Le 20 octobre, plus de 450 élus étaient présents au congrès des maires et présidents d'intercommunalités en Ardéche.
Assemblée générale, salon des entreprises partenaires, table ronde sur la compétence économique ... les débats et les échanges se sont succedés.
Durant cette journée Annonay Agglo a présenté une vidéo afin de revenir en images sur le travail mené avec Vivarhône, Ardoix et Quintenas pour préparer le changement de périmètre de l'intercommunalité.
L'occasion également pour moi d'intervenir en introduction de la table ronde de l'après midi sur la nouvelle répartition des compétences en matière d’interventions économiques suite à la loi NOTRe. Vous pouvez retrouver mon intervention:
J’ai été invité en ouverture de cette table ronde à présenter la nouvelle répartition des compétences en matière de développement économique à la suite de l’adoption de la loi NOTRe.
Promulguée le 7 août 2015, la loi portant nouvelle organisation territoriale de la République, dite loi NOTRe, constitue le troisième volet de la réforme territoriale du quinquennat de François Hollande.

- [Énoncé A] Dans les enregistrements, remplacez « data-label » par « étiquette-valeur » sur le passage qui va de la ligne contenant « data-label: 6.36 — [290, 417, 311, 429] » jusqu'à celle contenant « data-point — [296, 294, 304, 302] », les deux comprises. Ne changez rien d'autre et ne redonnez que ces lignes.

- [Enregistrements fournis]

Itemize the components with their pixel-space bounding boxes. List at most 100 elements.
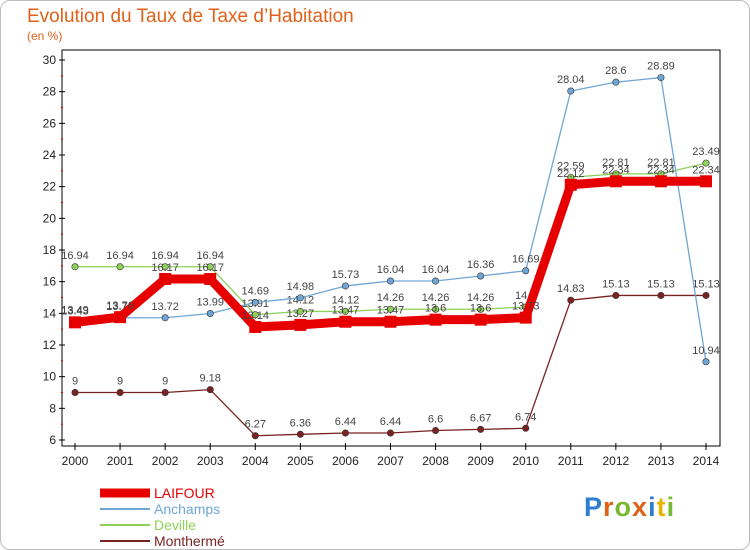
data-label: 6.36 — [290, 417, 311, 429]
data-label: 6.44 — [380, 416, 401, 428]
data-label: 13.49 — [61, 304, 89, 316]
y-tick-label: 8 — [49, 401, 56, 415]
data-label: 14.83 — [557, 283, 585, 295]
data-label: 16.94 — [151, 250, 179, 262]
y-tick-label: 20 — [43, 211, 57, 225]
chart-title: Evolution du Taux de Taxe d’Habitation — [27, 6, 354, 27]
data-label: 15.13 — [602, 278, 630, 290]
x-tick-label: 2013 — [648, 454, 675, 468]
y-tick-label: 6 — [49, 433, 56, 447]
data-label: 16.04 — [422, 264, 450, 276]
data-point — [341, 429, 349, 437]
data-point — [71, 388, 79, 396]
y-tick-label: 10 — [43, 370, 57, 384]
data-label: 28.89 — [647, 61, 675, 73]
x-tick-label: 2012 — [603, 454, 630, 468]
x-tick-label: 2003 — [197, 454, 224, 468]
data-point — [522, 424, 530, 432]
data-label: 14.26 — [377, 292, 405, 304]
logo-letter: i — [666, 492, 676, 522]
x-tick-label: 2010 — [512, 454, 539, 468]
y-tick-label: 22 — [43, 180, 57, 194]
y-tick-label: 16 — [43, 275, 57, 289]
data-point — [296, 294, 304, 302]
y-tick-label: 14 — [43, 306, 57, 320]
data-point — [700, 175, 712, 188]
data-point — [612, 78, 620, 86]
y-tick-label: 28 — [43, 85, 57, 99]
data-point — [294, 318, 307, 331]
data-label: 16.04 — [377, 264, 405, 276]
data-label: 6.6 — [428, 414, 443, 426]
data-label: 22.81 — [602, 157, 630, 169]
data-point — [206, 309, 214, 317]
data-label: 14.26 — [422, 292, 450, 304]
x-tick-label: 2004 — [242, 454, 269, 468]
y-tick-label: 24 — [43, 148, 57, 162]
data-label: 22.12 — [557, 168, 585, 180]
x-tick-label: 2006 — [332, 454, 359, 468]
data-label: 28.04 — [557, 74, 585, 86]
y-tick-label: 12 — [43, 338, 57, 352]
data-label: 15.73 — [332, 269, 360, 281]
data-point — [657, 291, 665, 299]
x-tick-label: 2002 — [152, 454, 179, 468]
data-point — [654, 175, 667, 188]
data-label: 6.44 — [335, 416, 356, 428]
logo-letter: t — [656, 492, 667, 522]
data-point — [114, 311, 127, 324]
data-point — [519, 311, 532, 324]
x-tick-label: 2007 — [377, 454, 404, 468]
data-label: 22.59 — [557, 160, 585, 172]
series-montherm-: 9 9 9 9.18 6.27 6.36 6.44 6.44 6.6 6.67 6.74 14.83 1… — [71, 278, 720, 440]
data-point — [432, 277, 440, 285]
data-label: 23.49 — [692, 146, 720, 158]
x-tick-label: 2014 — [693, 454, 720, 468]
data-label: 16.94 — [106, 250, 134, 262]
data-point — [702, 159, 710, 167]
chart-subtitle: (en %) — [27, 29, 63, 43]
data-label: 15.13 — [647, 278, 675, 290]
data-point — [206, 386, 214, 394]
data-point — [71, 263, 79, 271]
data-point — [432, 305, 440, 313]
data-label: 13.99 — [196, 296, 224, 308]
data-point — [609, 175, 622, 188]
plot-area — [61, 49, 721, 447]
data-point — [69, 316, 81, 329]
data-point — [384, 315, 397, 328]
series-laifour: 13.43 13.76 16.17 16.17 13.14 13.27 13.47 13.47… — [61, 164, 720, 333]
data-label: 14.98 — [287, 281, 315, 293]
data-label: 9 — [72, 376, 78, 388]
x-tick-label: 2000 — [62, 454, 89, 468]
data-point — [251, 432, 259, 440]
data-point — [477, 425, 485, 433]
data-point — [161, 314, 169, 322]
data-point — [567, 296, 575, 304]
data-point — [116, 263, 124, 271]
data-label: 16.94 — [196, 250, 224, 262]
data-point — [206, 263, 214, 271]
x-tick-label: 2008 — [422, 454, 449, 468]
data-point — [522, 267, 530, 275]
data-point — [702, 291, 710, 299]
data-label: 13.73 — [512, 301, 540, 313]
data-label: 16.17 — [196, 262, 224, 274]
data-label: 22.34 — [602, 164, 630, 176]
data-point — [477, 305, 485, 313]
logo-letter: r — [603, 492, 615, 522]
data-label: 22.81 — [647, 157, 675, 169]
data-label: 13.14 — [242, 310, 270, 322]
data-point — [612, 291, 620, 299]
data-point — [386, 305, 394, 313]
data-label: 13.72 — [151, 301, 179, 313]
data-label: 13.6 — [470, 303, 491, 315]
data-label: 6.27 — [245, 419, 266, 431]
data-label: 13.47 — [332, 305, 360, 317]
logo-letter: x — [632, 492, 649, 522]
data-label: 14.69 — [242, 285, 270, 297]
data-label: 16.36 — [467, 259, 495, 271]
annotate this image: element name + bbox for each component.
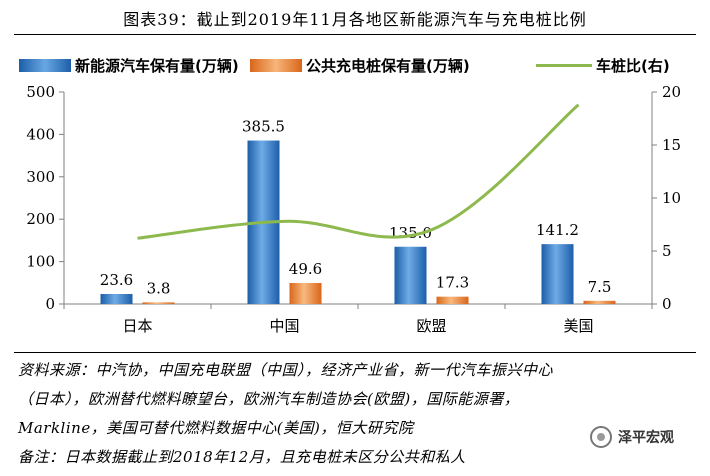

- [Énoncé B] Recopiez sans la moindre modification le passage de la page sur le congrès des maires qui va de « Assemblée générale, salon » jusqu'à « de la loi NOTRe. ».

- [Réponse attendue A]
étiquette-valeur: 6.36 — [290, 417, 311, 429]
étiquette-valeur: 6.44 — [380, 416, 401, 428]
étiquette-valeur: 13.49 — [61, 304, 89, 316]
y-tick-label: 8 — [49, 401, 56, 415]
étiquette-valeur: 14.83 — [557, 283, 585, 295]
étiquette-valeur: 16.94 — [151, 250, 179, 262]
y-tick-label: 20 — [43, 211, 57, 225]
chart-title: Evolution du Taux de Taxe d’Habitation — [27, 6, 354, 27]
étiquette-valeur: 15.13 — [602, 278, 630, 290]
x-tick-label: 2013 — [648, 454, 675, 468]
y-tick-label: 6 — [49, 433, 56, 447]
étiquette-valeur: 16.04 — [422, 264, 450, 276]
data-point — [341, 429, 349, 437]
data-point — [71, 388, 79, 396]
y-tick-label: 10 — [43, 370, 57, 384]
étiquette-valeur: 28.89 — [647, 61, 675, 73]
x-tick-label: 2012 — [603, 454, 630, 468]
x-tick-label: 2003 — [197, 454, 224, 468]
data-point — [522, 424, 530, 432]
étiquette-valeur: 14.26 — [377, 292, 405, 304]
logo-letter: i — [666, 492, 676, 522]
x-tick-label: 2010 — [512, 454, 539, 468]
y-tick-label: 22 — [43, 180, 57, 194]
y-tick-label: 16 — [43, 275, 57, 289]
data-point — [296, 294, 304, 302]

- [Réponse attendue B]
Assemblée générale, salon des entreprises partenaires, table ronde sur la compétence économique ... les débats et les échanges se sont succedés.
Durant cette journée Annonay Agglo a présenté une vidéo afin de revenir en images sur le travail mené avec Vivarhône, Ardoix et Quintenas pour préparer le changement de périmètre de l'intercommunalité.
L'occasion également pour moi d'intervenir en introduction de la table ronde de l'après midi sur la nouvelle répartition des compétences en matière d’interventions économiques suite à la loi NOTRe. Vous pouvez retrouver mon intervention:
J’ai été invité en ouverture de cette table ronde à présenter la nouvelle répartition des compétences en matière de développement économique à la suite de l’adoption de la loi NOTRe.